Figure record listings
· · · · ·
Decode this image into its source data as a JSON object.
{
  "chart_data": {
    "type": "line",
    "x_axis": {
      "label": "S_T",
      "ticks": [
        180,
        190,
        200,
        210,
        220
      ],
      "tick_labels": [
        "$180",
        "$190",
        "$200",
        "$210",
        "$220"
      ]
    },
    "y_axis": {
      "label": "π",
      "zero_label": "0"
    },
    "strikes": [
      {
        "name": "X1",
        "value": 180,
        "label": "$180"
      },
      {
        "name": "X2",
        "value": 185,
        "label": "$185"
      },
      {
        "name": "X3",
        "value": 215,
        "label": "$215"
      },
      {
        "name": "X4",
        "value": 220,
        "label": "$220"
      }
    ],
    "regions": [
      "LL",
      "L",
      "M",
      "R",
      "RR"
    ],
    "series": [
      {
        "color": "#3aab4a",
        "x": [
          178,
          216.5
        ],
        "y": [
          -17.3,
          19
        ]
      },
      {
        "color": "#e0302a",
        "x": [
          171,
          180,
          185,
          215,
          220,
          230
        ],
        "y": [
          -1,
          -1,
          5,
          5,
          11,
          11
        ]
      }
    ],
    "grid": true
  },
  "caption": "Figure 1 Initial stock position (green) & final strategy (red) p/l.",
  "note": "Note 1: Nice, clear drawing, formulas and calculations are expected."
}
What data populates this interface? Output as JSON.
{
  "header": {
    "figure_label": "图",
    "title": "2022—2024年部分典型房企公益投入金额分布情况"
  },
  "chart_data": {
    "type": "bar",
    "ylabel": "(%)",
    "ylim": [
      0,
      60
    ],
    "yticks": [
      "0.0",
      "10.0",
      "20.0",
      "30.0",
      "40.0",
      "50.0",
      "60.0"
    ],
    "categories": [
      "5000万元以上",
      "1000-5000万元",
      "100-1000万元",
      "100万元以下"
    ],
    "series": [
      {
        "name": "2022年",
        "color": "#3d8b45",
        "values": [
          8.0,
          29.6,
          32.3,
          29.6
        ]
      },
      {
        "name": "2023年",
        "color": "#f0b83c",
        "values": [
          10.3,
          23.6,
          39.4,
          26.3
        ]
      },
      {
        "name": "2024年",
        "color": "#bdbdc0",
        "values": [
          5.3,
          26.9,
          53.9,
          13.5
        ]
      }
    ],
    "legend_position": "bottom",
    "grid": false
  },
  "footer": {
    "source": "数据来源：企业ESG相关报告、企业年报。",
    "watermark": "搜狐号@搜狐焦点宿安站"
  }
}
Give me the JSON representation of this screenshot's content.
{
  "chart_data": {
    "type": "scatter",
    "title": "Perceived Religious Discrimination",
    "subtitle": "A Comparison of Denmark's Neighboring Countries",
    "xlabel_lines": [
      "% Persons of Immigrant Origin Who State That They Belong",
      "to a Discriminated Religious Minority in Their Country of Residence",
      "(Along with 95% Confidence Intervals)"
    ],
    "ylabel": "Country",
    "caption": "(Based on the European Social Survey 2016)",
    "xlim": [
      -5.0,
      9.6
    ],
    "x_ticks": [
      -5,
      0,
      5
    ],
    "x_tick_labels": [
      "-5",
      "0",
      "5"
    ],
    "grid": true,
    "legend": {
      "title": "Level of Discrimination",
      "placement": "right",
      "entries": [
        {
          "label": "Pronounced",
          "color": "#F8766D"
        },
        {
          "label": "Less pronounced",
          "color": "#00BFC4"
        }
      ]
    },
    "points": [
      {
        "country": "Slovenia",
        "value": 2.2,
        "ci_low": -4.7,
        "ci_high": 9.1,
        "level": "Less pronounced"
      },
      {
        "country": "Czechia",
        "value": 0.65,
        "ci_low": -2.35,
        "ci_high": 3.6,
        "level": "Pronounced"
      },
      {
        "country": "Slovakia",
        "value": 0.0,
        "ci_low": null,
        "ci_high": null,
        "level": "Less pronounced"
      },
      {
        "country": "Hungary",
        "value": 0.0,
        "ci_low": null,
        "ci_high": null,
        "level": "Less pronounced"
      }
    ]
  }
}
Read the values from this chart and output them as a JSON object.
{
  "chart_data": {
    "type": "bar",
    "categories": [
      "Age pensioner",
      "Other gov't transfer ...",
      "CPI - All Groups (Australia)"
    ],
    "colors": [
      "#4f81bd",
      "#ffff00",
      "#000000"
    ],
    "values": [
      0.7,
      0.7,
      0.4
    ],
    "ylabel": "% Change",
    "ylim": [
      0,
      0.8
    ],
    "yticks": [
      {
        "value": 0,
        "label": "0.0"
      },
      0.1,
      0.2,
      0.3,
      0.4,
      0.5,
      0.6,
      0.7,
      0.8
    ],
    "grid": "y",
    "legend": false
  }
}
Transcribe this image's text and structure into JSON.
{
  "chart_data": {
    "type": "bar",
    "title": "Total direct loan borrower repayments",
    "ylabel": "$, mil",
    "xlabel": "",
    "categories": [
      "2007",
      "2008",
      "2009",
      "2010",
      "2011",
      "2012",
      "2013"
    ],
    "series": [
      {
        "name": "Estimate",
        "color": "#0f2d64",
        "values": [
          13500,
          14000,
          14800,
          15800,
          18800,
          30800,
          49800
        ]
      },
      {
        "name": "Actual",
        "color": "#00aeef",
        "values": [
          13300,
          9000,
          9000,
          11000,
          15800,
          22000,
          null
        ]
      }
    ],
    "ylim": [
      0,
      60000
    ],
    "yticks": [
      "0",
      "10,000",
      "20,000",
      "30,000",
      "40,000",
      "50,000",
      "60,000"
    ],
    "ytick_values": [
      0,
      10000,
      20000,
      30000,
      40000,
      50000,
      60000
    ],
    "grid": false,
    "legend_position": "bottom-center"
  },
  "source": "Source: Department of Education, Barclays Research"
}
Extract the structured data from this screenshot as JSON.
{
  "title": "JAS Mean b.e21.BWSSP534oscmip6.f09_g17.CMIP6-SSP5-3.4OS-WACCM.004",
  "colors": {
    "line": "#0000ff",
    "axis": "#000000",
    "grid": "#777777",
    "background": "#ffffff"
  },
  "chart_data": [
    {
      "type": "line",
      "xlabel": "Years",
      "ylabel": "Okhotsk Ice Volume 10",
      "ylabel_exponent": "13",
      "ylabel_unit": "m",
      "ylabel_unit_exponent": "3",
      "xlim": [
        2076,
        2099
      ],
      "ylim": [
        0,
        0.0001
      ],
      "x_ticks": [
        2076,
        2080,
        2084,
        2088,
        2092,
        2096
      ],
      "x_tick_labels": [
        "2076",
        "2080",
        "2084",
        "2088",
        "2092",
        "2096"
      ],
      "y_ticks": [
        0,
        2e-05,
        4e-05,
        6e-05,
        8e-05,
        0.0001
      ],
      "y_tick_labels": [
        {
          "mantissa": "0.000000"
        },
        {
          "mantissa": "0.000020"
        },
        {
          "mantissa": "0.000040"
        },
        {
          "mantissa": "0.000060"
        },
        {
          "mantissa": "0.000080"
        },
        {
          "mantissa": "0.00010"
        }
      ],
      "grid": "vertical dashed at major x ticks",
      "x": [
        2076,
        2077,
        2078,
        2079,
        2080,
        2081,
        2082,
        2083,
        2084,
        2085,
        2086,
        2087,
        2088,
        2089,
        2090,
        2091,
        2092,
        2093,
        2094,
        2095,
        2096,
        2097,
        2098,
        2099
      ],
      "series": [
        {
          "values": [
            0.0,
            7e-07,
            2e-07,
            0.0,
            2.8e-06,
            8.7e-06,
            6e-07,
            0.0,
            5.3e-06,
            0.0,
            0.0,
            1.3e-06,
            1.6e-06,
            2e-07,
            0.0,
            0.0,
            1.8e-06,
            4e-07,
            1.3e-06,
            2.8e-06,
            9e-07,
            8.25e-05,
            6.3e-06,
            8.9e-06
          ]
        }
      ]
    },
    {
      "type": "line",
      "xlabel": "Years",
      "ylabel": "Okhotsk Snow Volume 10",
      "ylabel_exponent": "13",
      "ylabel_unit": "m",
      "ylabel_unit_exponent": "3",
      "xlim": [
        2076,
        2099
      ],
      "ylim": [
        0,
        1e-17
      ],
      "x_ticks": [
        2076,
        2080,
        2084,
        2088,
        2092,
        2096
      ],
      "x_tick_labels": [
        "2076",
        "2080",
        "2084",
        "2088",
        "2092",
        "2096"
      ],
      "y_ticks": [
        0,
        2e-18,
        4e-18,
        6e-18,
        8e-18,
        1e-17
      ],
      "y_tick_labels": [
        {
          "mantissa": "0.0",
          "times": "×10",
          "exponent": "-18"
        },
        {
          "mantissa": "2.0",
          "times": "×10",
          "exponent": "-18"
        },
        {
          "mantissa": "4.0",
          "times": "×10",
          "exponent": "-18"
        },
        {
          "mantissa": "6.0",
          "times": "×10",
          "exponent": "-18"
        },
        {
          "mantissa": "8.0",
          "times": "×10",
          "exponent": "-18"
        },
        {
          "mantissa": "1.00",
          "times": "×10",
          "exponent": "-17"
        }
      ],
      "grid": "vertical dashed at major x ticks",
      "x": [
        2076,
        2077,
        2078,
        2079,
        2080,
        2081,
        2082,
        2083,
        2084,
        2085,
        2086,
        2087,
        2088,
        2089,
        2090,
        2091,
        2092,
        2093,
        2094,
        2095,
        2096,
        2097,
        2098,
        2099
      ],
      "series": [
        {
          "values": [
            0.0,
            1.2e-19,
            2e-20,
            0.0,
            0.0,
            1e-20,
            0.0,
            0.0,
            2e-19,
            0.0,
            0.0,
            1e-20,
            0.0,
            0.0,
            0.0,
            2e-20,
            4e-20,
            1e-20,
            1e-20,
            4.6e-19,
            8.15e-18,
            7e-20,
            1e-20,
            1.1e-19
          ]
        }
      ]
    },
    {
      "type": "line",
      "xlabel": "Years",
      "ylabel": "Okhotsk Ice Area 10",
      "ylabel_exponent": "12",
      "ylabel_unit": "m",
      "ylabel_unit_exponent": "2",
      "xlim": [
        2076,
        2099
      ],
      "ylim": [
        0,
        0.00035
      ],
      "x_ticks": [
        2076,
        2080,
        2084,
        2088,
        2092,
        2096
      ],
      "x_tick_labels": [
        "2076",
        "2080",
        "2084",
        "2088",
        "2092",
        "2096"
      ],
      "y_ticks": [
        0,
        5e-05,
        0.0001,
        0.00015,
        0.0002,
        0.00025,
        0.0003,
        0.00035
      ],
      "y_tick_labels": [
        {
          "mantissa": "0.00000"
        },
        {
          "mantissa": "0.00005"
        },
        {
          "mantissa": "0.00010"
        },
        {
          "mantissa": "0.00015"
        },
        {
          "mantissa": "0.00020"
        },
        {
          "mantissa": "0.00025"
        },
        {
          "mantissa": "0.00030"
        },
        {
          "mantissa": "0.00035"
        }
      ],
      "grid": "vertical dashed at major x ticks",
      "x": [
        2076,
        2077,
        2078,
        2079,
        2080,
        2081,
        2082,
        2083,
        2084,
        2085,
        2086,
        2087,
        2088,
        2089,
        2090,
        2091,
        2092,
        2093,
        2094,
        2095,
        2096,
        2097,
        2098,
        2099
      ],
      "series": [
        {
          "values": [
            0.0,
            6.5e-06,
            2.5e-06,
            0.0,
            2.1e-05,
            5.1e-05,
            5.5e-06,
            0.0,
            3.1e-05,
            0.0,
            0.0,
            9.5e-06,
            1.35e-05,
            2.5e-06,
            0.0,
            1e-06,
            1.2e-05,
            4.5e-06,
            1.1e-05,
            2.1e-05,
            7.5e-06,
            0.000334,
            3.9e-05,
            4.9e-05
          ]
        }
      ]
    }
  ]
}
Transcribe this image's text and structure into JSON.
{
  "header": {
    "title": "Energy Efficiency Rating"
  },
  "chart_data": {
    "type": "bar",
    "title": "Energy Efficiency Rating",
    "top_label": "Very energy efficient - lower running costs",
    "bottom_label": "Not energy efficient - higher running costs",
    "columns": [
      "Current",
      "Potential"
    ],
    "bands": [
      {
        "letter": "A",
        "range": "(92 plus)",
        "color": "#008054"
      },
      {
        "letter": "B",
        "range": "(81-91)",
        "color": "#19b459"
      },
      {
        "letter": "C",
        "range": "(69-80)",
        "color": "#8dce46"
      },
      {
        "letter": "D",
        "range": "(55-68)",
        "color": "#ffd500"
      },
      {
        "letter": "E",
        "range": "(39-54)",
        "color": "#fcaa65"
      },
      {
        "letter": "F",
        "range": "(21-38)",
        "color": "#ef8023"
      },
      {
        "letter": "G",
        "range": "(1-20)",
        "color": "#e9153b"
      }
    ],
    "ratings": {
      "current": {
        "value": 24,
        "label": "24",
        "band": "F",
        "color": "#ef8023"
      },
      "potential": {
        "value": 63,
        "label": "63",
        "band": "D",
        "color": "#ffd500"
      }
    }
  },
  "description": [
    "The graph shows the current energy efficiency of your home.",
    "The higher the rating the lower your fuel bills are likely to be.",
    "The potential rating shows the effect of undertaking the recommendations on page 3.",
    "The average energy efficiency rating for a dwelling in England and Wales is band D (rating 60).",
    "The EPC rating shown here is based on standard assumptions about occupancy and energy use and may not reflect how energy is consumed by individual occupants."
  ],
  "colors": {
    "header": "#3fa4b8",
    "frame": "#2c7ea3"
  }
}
· · · · ·
Work to do:
Show the lines where the word "letter" appears in the entries.

Exercise output:
        "letter": "A",
        "letter": "B",
        "letter": "C",
        "letter": "D",
        "letter": "E",
        "letter": "F",
        "letter": "G",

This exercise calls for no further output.